─── Information given ───
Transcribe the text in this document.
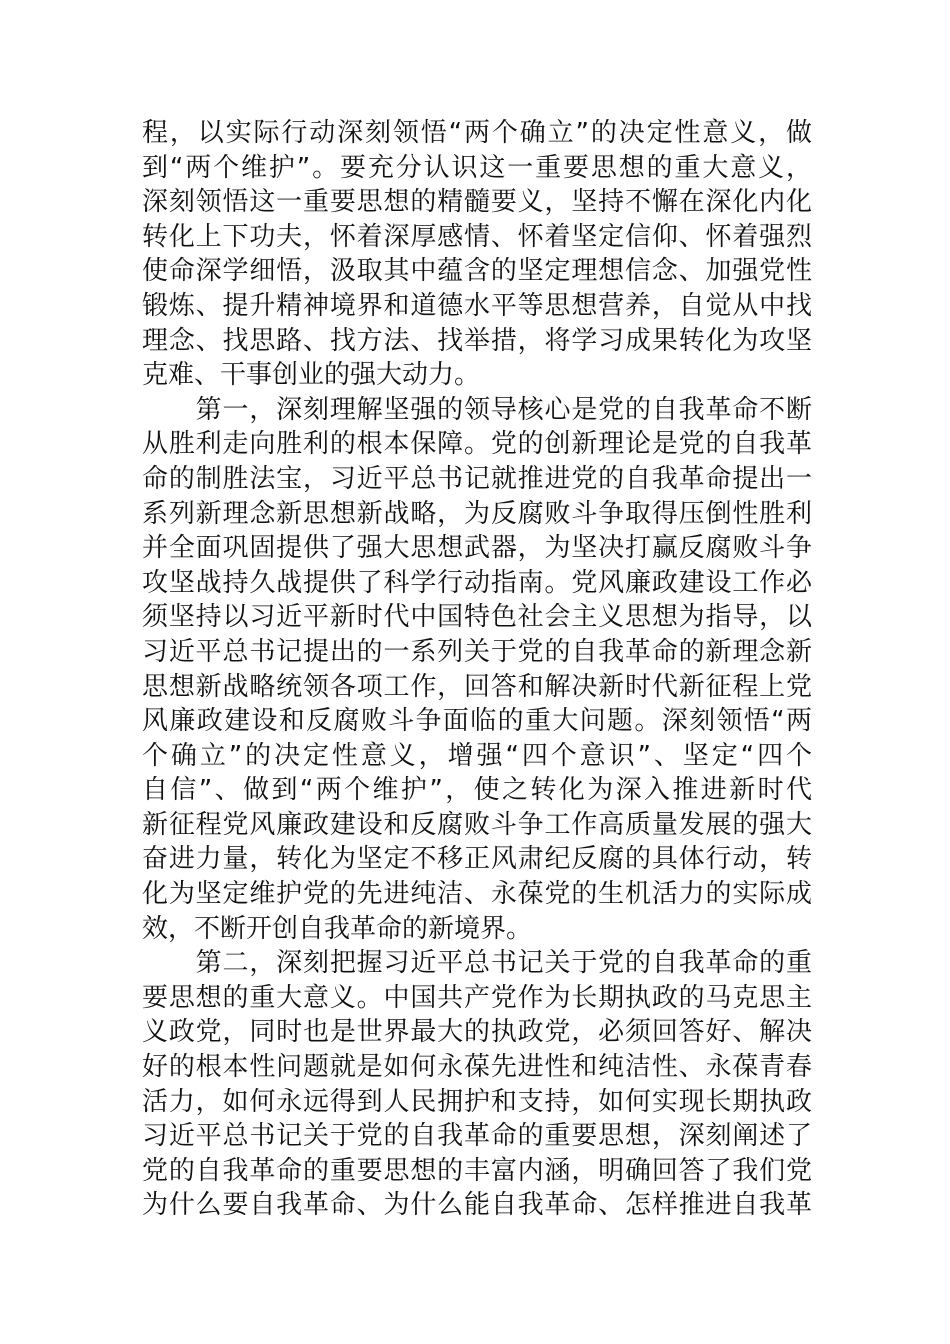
程，以实际行动深刻领悟“两个确立”的决定性意义，做
到“两个维护”。要充分认识这一重要思想的重大意义，
深刻领悟这一重要思想的精髓要义，坚持不懈在深化内化
转化上下功夫，怀着深厚感情、怀着坚定信仰、怀着强烈
使命深学细悟，汲取其中蕴含的坚定理想信念、加强党性
锻炼、提升精神境界和道德水平等思想营养，自觉从中找
理念、找思路、找方法、找举措，将学习成果转化为攻坚
克难、干事创业的强大动力。
　　第一，深刻理解坚强的领导核心是党的自我革命不断
从胜利走向胜利的根本保障。党的创新理论是党的自我革
命的制胜法宝，习近平总书记就推进党的自我革命提出一
系列新理念新思想新战略，为反腐败斗争取得压倒性胜利
并全面巩固提供了强大思想武器，为坚决打赢反腐败斗争
攻坚战持久战提供了科学行动指南。党风廉政建设工作必
须坚持以习近平新时代中国特色社会主义思想为指导，以
习近平总书记提出的一系列关于党的自我革命的新理念新
思想新战略统领各项工作，回答和解决新时代新征程上党
风廉政建设和反腐败斗争面临的重大问题。深刻领悟“两
个确立”的决定性意义，增强“四个意识”、坚定“四个
自信”、做到“两个维护”，使之转化为深入推进新时代
新征程党风廉政建设和反腐败斗争工作高质量发展的强大
奋进力量，转化为坚定不移正风肃纪反腐的具体行动，转
化为坚定维护党的先进纯洁、永葆党的生机活力的实际成
效，不断开创自我革命的新境界。
　　第二，深刻把握习近平总书记关于党的自我革命的重
要思想的重大意义。中国共产党作为长期执政的马克思主
义政党，同时也是世界最大的执政党，必须回答好、解决
好的根本性问题就是如何永葆先进性和纯洁性、永葆青春
活力，如何永远得到人民拥护和支持，如何实现长期执政
习近平总书记关于党的自我革命的重要思想，深刻阐述了
党的自我革命的重要思想的丰富内涵，明确回答了我们党
为什么要自我革命、为什么能自我革命、怎样推进自我革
───
Instructions to follow: Select the lines that carry the string "的决定性意义" and copy them.

Response for this exercise:
程，以实际行动深刻领悟“两个确立”的决定性意义，做
个确立”的决定性意义，增强“四个意识”、坚定“四个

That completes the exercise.